Challenge:
Keep only the lines of the listing that include the word "ролика", and copy them.
## Begin Stored records
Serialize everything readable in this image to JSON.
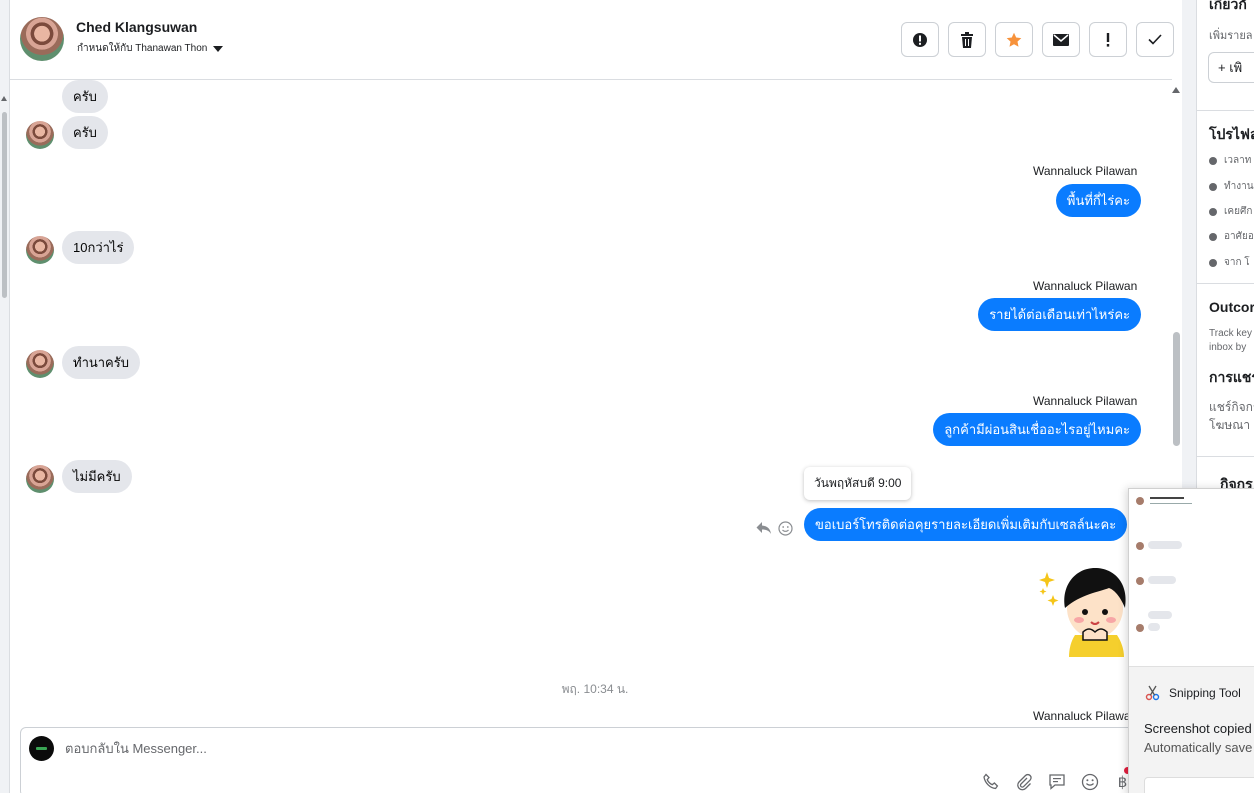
{
  "header": {
    "contact_name": "Ched Klangsuwan",
    "assigned_label": "กำหนดให้กับ Thanawan Thon"
  },
  "toolbar": {
    "buttons": [
      "info-icon",
      "trash-icon",
      "star-icon",
      "mail-icon",
      "exclamation-icon",
      "check-icon"
    ],
    "star_color": "#f7923b"
  },
  "messages": {
    "in_0": "ครับ",
    "in_1": "ครับ",
    "in_2": "10กว่าไร่",
    "in_3": "ทำนาครับ",
    "in_4": "ไม่มีครับ",
    "sender": "Wannaluck Pilawan",
    "out_1": "พื้นที่กี่ไร่คะ",
    "out_2": "รายได้ต่อเดือนเท่าไหร่คะ",
    "out_3": "ลูกค้ามีผ่อนสินเชื่ออะไรอยู่ไหมคะ",
    "out_4": "ขอเบอร์โทรติดต่อคุยรายละเอียดเพิ่มเติมกับเซลล์นะคะ",
    "tooltip": "วันพฤหัสบดี 9:00",
    "timestamp": "พฤ. 10:34 น.",
    "cut_sender": "Wannaluck Pilawan"
  },
  "composer": {
    "placeholder": "ตอบกลับใน Messenger...",
    "icons": [
      "phone-icon",
      "attachment-icon",
      "saved-reply-icon",
      "emoji-icon",
      "baht-icon"
    ],
    "baht_symbol": "฿"
  },
  "right_panel": {
    "about_title": "เกี่ยวกั",
    "about_sub": "เพิ่มรายล",
    "add_button": "เพิ",
    "profile_title": "โปรไฟล",
    "profile_rows": [
      "เวลาท",
      "ทำงาน",
      "เคยศึก",
      "อาศัยอ",
      "จาก โ"
    ],
    "outcome_title": "Outcor",
    "outcome_desc_1": "Track key",
    "outcome_desc_2": "inbox by",
    "share_title": "การแชร",
    "share_desc_1": "แชร์กิจกร",
    "share_desc_2": "โฆษณา",
    "activity_title": "กิจกร"
  },
  "snipping_tool": {
    "app_name": "Snipping Tool",
    "message_1": "Screenshot copied",
    "message_2": "Automatically save"
  },
  "colors": {
    "outgoing_bubble": "#0a7cff",
    "incoming_bubble": "#e4e6eb"
  }
}
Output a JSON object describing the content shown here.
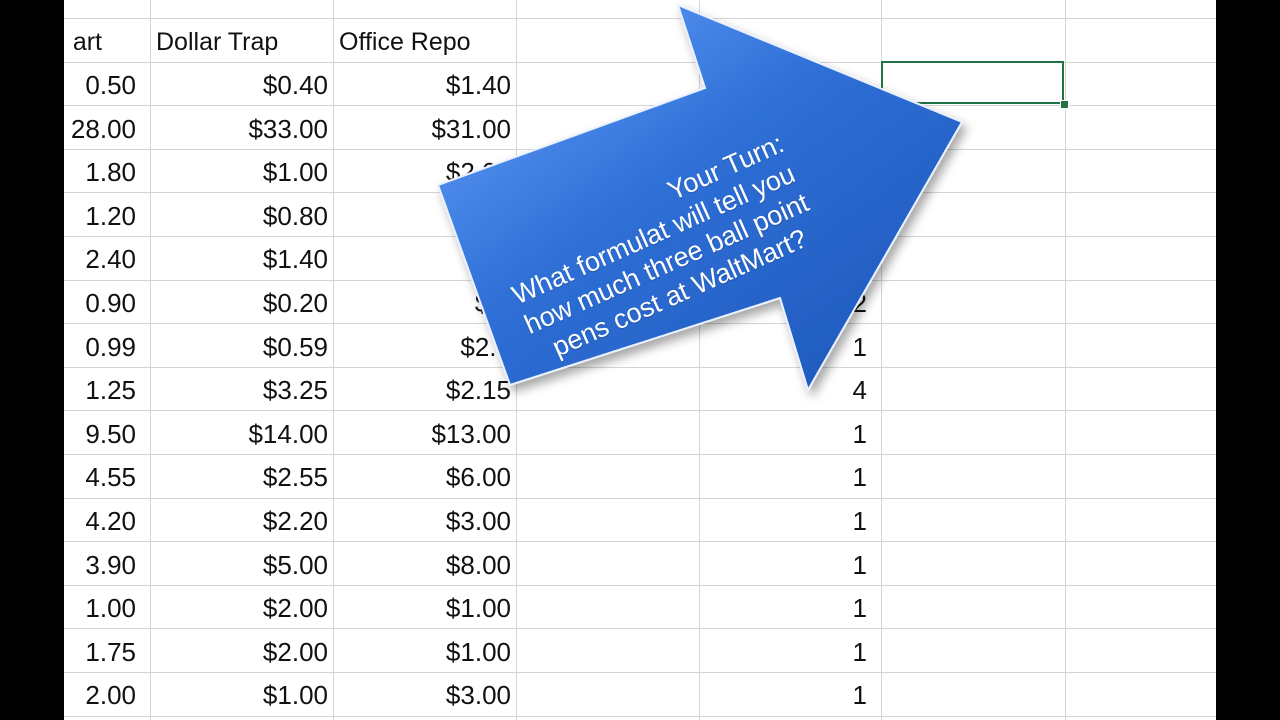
{
  "headers": [
    "art",
    "Dollar Trap",
    "Office Repo"
  ],
  "rows": [
    [
      "0.50",
      "$0.40",
      "$1.40",
      ""
    ],
    [
      "28.00",
      "$33.00",
      "$31.00",
      ""
    ],
    [
      "1.80",
      "$1.00",
      "$2.00",
      ""
    ],
    [
      "1.20",
      "$0.80",
      "$",
      ""
    ],
    [
      "2.40",
      "$1.40",
      "$2",
      ""
    ],
    [
      "0.90",
      "$0.20",
      "$0.",
      "2"
    ],
    [
      "0.99",
      "$0.59",
      "$2.5",
      "1"
    ],
    [
      "1.25",
      "$3.25",
      "$2.15",
      "4"
    ],
    [
      "9.50",
      "$14.00",
      "$13.00",
      "1"
    ],
    [
      "4.55",
      "$2.55",
      "$6.00",
      "1"
    ],
    [
      "4.20",
      "$2.20",
      "$3.00",
      "1"
    ],
    [
      "3.90",
      "$5.00",
      "$8.00",
      "1"
    ],
    [
      "1.00",
      "$2.00",
      "$1.00",
      "1"
    ],
    [
      "1.75",
      "$2.00",
      "$1.00",
      "1"
    ],
    [
      "2.00",
      "$1.00",
      "$3.00",
      "1"
    ]
  ],
  "callout": {
    "title": "Your Turn:",
    "lines": [
      "What formulat will tell you",
      "how much three ball point",
      "pens cost at WaltMart?"
    ]
  },
  "colors": {
    "arrow": "#2e6fd6",
    "selection": "#217346",
    "grid": "#d4d4d4"
  }
}
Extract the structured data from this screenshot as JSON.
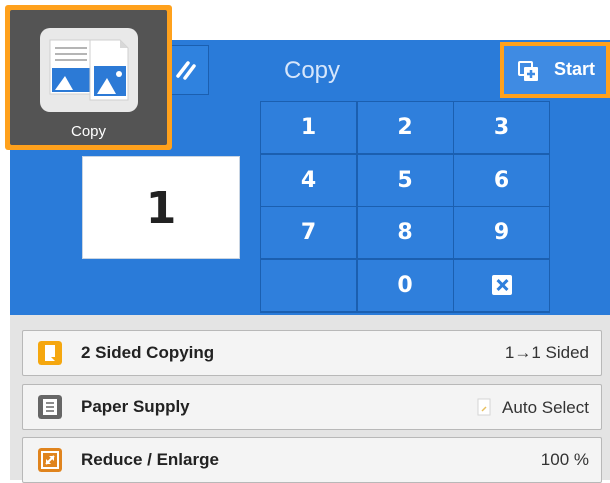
{
  "home": {
    "label": "Copy",
    "icon": "copy-app-icon"
  },
  "header": {
    "title": "Copy",
    "reset_icon": "reset-icon"
  },
  "start": {
    "label": "Start",
    "icon": "start-icon"
  },
  "quantity": {
    "value": "1"
  },
  "keypad": {
    "keys": [
      "1",
      "2",
      "3",
      "4",
      "5",
      "6",
      "7",
      "8",
      "9",
      "",
      "0",
      "clear"
    ]
  },
  "features": [
    {
      "label": "2 Sided Copying",
      "value": "1→1 Sided",
      "icon": "two-sided-copy-icon",
      "color": "#f5a70f"
    },
    {
      "label": "Paper Supply",
      "value": "Auto Select",
      "icon": "paper-supply-icon",
      "color": "#666666"
    },
    {
      "label": "Reduce / Enlarge",
      "value": "100 %",
      "icon": "reduce-enlarge-icon",
      "color": "#e0841e"
    }
  ],
  "colors": {
    "accent": "#ffa11c",
    "panel": "#2a7bd9",
    "key": "#2f7fdc"
  }
}
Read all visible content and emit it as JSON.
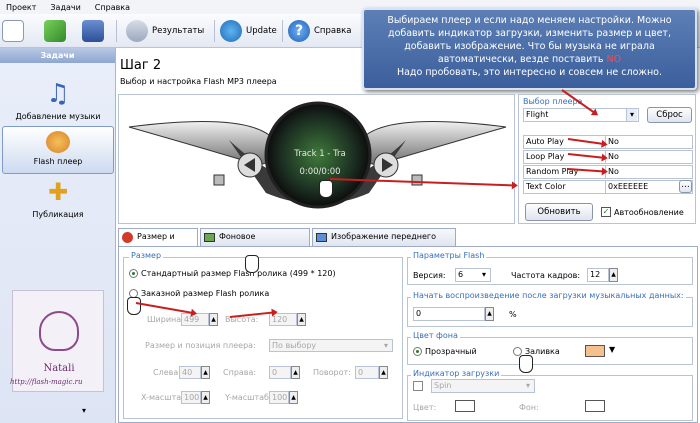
{
  "menu": [
    "Проект",
    "Задачи",
    "Справка"
  ],
  "toolbar": {
    "results": "Результаты",
    "update": "Update",
    "help": "Справка"
  },
  "sidebar": {
    "title": "Задачи",
    "items": [
      {
        "label": "Добавление музыки",
        "icon": "music-note-icon"
      },
      {
        "label": "Flash плеер",
        "icon": "palette-icon"
      },
      {
        "label": "Публикация",
        "icon": "publish-icon"
      }
    ],
    "watermark_text": "Natali",
    "watermark_url": "http://flash-magic.ru"
  },
  "callout": {
    "text_before": "Выбираем плеер и если надо меняем настройки. Можно добавить индикатор загрузки, изменить размер и цвет, добавить изображение. Что бы музыка не играла автоматически, везде поставить ",
    "highlight": "NO",
    "text_after": "Надо  пробовать, это  интересно и совсем не сложно."
  },
  "step": {
    "title": "Шаг 2",
    "subtitle": "Выбор и настройка Flash MP3 плеера"
  },
  "preview": {
    "track": "Track 1 - Tra",
    "time": "0:00/0:00"
  },
  "player_panel": {
    "label": "Выбор плеера",
    "selected": "Flight",
    "reset": "Сброс",
    "props": [
      {
        "key": "Auto Play",
        "value": "No"
      },
      {
        "key": "Loop Play",
        "value": "No"
      },
      {
        "key": "Random Play",
        "value": "No"
      },
      {
        "key": "Text Color",
        "value": "0xEEEEEE"
      }
    ],
    "refresh": "Обновить",
    "autorefresh": "Автообновление"
  },
  "tabs": [
    "Размер и цвет",
    "Фоновое изображение",
    "Изображение переднего плана"
  ],
  "size": {
    "title": "Размер",
    "standard": "Стандартный размер Flash ролика (499 * 120)",
    "custom": "Заказной размер Flash ролика",
    "width_label": "Ширина:",
    "width": "499",
    "height_label": "Высота:",
    "height": "120",
    "position_label": "Размер и позиция плеера:",
    "position_value": "По выбору",
    "left_label": "Слева:",
    "left": "40",
    "right_label": "Справа:",
    "right": "0",
    "rotate_label": "Поворот:",
    "rotate": "0",
    "xscale_label": "X-масштаб",
    "xscale": "100",
    "yscale_label": "Y-масштаб",
    "yscale": "100"
  },
  "flash": {
    "title": "Параметры Flash",
    "version_label": "Версия:",
    "version": "6",
    "fps_label": "Частота кадров:",
    "fps": "12"
  },
  "start": {
    "title": "Начать воспроизведение после загрузки музыкальных данных:",
    "value": "0",
    "unit": "%"
  },
  "bg": {
    "title": "Цвет фона",
    "transparent": "Прозрачный",
    "fill": "Заливка",
    "fill_color": "#f5c08e"
  },
  "indicator": {
    "title": "Индикатор загрузки",
    "type": "Spin",
    "color_label": "Цвет:",
    "bg_label": "Фон:"
  },
  "colors": {
    "accent": "#3a6fb8",
    "arrow": "#c71f1f"
  }
}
## End Stored records
Complete output:
    "standard": "Стандартный размер Flash ролика (499 * 120)",
    "custom": "Заказной размер Flash ролика",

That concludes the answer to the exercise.